PROBLEM TO WORK ON :: Can you transcribe every record below exactly as it appears?

DATA EXTRACT ::
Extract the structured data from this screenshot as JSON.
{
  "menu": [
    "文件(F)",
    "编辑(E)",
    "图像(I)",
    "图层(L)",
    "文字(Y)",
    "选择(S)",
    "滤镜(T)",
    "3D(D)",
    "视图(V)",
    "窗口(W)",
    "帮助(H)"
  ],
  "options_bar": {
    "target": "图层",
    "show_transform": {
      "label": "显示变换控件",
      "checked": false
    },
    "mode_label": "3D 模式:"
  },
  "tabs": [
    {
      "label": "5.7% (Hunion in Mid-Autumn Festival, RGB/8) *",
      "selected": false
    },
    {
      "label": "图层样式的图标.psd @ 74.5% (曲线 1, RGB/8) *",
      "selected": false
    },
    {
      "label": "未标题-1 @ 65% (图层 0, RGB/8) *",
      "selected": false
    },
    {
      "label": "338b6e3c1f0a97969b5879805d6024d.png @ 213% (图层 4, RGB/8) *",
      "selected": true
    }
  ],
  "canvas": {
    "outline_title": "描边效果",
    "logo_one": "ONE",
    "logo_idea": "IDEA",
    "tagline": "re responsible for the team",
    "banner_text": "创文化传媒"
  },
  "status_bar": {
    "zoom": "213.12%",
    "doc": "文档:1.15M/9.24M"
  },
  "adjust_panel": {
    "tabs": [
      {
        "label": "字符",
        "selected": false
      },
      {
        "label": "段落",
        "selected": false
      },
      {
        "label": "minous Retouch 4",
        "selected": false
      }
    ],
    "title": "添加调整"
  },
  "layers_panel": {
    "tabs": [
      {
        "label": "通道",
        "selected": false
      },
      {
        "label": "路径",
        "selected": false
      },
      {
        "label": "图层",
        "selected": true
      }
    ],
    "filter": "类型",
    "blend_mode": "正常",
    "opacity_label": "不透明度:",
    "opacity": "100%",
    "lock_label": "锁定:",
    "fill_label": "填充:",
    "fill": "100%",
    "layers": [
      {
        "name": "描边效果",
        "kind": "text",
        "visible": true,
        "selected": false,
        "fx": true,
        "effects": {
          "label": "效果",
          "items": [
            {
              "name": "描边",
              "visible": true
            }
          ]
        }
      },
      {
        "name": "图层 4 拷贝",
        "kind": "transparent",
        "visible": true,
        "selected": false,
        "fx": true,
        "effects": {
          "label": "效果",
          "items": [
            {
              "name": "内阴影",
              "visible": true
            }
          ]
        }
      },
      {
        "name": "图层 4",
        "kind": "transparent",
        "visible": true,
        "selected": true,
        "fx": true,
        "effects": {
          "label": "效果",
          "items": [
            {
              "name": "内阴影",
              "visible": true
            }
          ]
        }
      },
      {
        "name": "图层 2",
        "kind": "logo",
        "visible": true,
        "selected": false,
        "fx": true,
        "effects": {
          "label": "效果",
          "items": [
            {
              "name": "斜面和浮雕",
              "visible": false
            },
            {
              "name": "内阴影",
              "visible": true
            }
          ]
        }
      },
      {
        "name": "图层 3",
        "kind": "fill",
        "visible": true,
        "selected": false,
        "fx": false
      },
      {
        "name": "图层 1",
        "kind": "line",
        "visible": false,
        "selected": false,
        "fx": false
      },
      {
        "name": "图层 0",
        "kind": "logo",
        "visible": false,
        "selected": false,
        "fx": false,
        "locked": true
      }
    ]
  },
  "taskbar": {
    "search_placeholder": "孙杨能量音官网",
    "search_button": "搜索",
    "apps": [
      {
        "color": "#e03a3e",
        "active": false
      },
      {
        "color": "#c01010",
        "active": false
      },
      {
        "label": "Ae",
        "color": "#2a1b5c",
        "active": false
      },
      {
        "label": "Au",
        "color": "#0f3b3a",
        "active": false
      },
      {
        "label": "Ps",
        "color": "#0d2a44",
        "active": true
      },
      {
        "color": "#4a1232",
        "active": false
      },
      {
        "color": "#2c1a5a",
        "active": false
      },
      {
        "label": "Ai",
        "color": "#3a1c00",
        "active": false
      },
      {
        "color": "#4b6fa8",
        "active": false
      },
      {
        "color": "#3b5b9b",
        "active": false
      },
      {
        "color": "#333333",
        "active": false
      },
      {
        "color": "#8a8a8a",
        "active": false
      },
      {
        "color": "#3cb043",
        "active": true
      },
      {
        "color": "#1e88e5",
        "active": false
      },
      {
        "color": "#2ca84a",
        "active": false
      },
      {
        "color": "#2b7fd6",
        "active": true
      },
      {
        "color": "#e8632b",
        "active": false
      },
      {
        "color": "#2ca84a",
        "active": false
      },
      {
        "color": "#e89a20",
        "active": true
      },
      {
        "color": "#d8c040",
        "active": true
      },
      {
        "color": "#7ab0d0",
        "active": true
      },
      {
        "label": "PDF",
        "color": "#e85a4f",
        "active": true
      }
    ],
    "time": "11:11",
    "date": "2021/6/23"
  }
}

SOLUTION TO THIS TASK ::
Extract the structured data from this screenshot as JSON.
{
  "menu": [
    "文件(F)",
    "编辑(E)",
    "图像(I)",
    "图层(L)",
    "文字(Y)",
    "选择(S)",
    "滤镜(T)",
    "3D(D)",
    "视图(V)",
    "窗口(W)",
    "帮助(H)"
  ],
  "options_bar": {
    "target": "图层",
    "show_transform": {
      "label": "显示变换控件",
      "checked": false
    },
    "mode_label": "3D 模式:"
  },
  "tabs": [
    {
      "label": "5.7% (Hunion in Mid-Autumn Festival, RGB/8) *",
      "selected": false
    },
    {
      "label": "图层样式的图标.psd @ 74.5% (曲线 1, RGB/8) *",
      "selected": false
    },
    {
      "label": "未标题-1 @ 65% (图层 0, RGB/8) *",
      "selected": false
    },
    {
      "label": "338b6e3c1f0a97969b5879805d6024d.png @ 213% (图层 4, RGB/8) *",
      "selected": true
    }
  ],
  "canvas": {
    "outline_title": "描边效果",
    "logo_one": "ONE",
    "logo_idea": "IDEA",
    "tagline": "re responsible for the team",
    "banner_text": "创文化传媒"
  },
  "status_bar": {
    "zoom": "213.12%",
    "doc": "文档:1.15M/9.24M"
  },
  "adjust_panel": {
    "tabs": [
      {
        "label": "字符",
        "selected": false
      },
      {
        "label": "段落",
        "selected": false
      },
      {
        "label": "minous Retouch 4",
        "selected": false
      }
    ],
    "title": "添加调整"
  },
  "layers_panel": {
    "tabs": [
      {
        "label": "通道",
        "selected": false
      },
      {
        "label": "路径",
        "selected": false
      },
      {
        "label": "图层",
        "selected": true
      }
    ],
    "filter": "类型",
    "blend_mode": "正常",
    "opacity_label": "不透明度:",
    "opacity": "100%",
    "lock_label": "锁定:",
    "fill_label": "填充:",
    "fill": "100%",
    "layers": [
      {
        "name": "描边效果",
        "kind": "text",
        "visible": true,
        "selected": false,
        "fx": true,
        "effects": {
          "label": "效果",
          "items": [
            {
              "name": "描边",
              "visible": true
            }
          ]
        }
      },
      {
        "name": "图层 4 拷贝",
        "kind": "transparent",
        "visible": true,
        "selected": false,
        "fx": true,
        "effects": {
          "label": "效果",
          "items": [
            {
              "name": "内阴影",
              "visible": true
            }
          ]
        }
      },
      {
        "name": "图层 4",
        "kind": "transparent",
        "visible": true,
        "selected": true,
        "fx": true,
        "effects": {
          "label": "效果",
          "items": [
            {
              "name": "内阴影",
              "visible": true
            }
          ]
        }
      },
      {
        "name": "图层 2",
        "kind": "logo",
        "visible": true,
        "selected": false,
        "fx": true,
        "effects": {
          "label": "效果",
          "items": [
            {
              "name": "斜面和浮雕",
              "visible": false
            },
            {
              "name": "内阴影",
              "visible": true
            }
          ]
        }
      },
      {
        "name": "图层 3",
        "kind": "fill",
        "visible": true,
        "selected": false,
        "fx": false
      },
      {
        "name": "图层 1",
        "kind": "line",
        "visible": false,
        "selected": false,
        "fx": false
      },
      {
        "name": "图层 0",
        "kind": "logo",
        "visible": false,
        "selected": false,
        "fx": false,
        "locked": true
      }
    ]
  },
  "taskbar": {
    "search_placeholder": "孙杨能量音官网",
    "search_button": "搜索",
    "apps": [
      {
        "color": "#e03a3e",
        "active": false
      },
      {
        "color": "#c01010",
        "active": false
      },
      {
        "label": "Ae",
        "color": "#2a1b5c",
        "active": false
      },
      {
        "label": "Au",
        "color": "#0f3b3a",
        "active": false
      },
      {
        "label": "Ps",
        "color": "#0d2a44",
        "active": true
      },
      {
        "color": "#4a1232",
        "active": false
      },
      {
        "color": "#2c1a5a",
        "active": false
      },
      {
        "label": "Ai",
        "color": "#3a1c00",
        "active": false
      },
      {
        "color": "#4b6fa8",
        "active": false
      },
      {
        "color": "#3b5b9b",
        "active": false
      },
      {
        "color": "#333333",
        "active": false
      },
      {
        "color": "#8a8a8a",
        "active": false
      },
      {
        "color": "#3cb043",
        "active": true
      },
      {
        "color": "#1e88e5",
        "active": false
      },
      {
        "color": "#2ca84a",
        "active": false
      },
      {
        "color": "#2b7fd6",
        "active": true
      },
      {
        "color": "#e8632b",
        "active": false
      },
      {
        "color": "#2ca84a",
        "active": false
      },
      {
        "color": "#e89a20",
        "active": true
      },
      {
        "color": "#d8c040",
        "active": true
      },
      {
        "color": "#7ab0d0",
        "active": true
      },
      {
        "label": "PDF",
        "color": "#e85a4f",
        "active": true
      }
    ],
    "time": "11:11",
    "date": "2021/6/23"
  }
}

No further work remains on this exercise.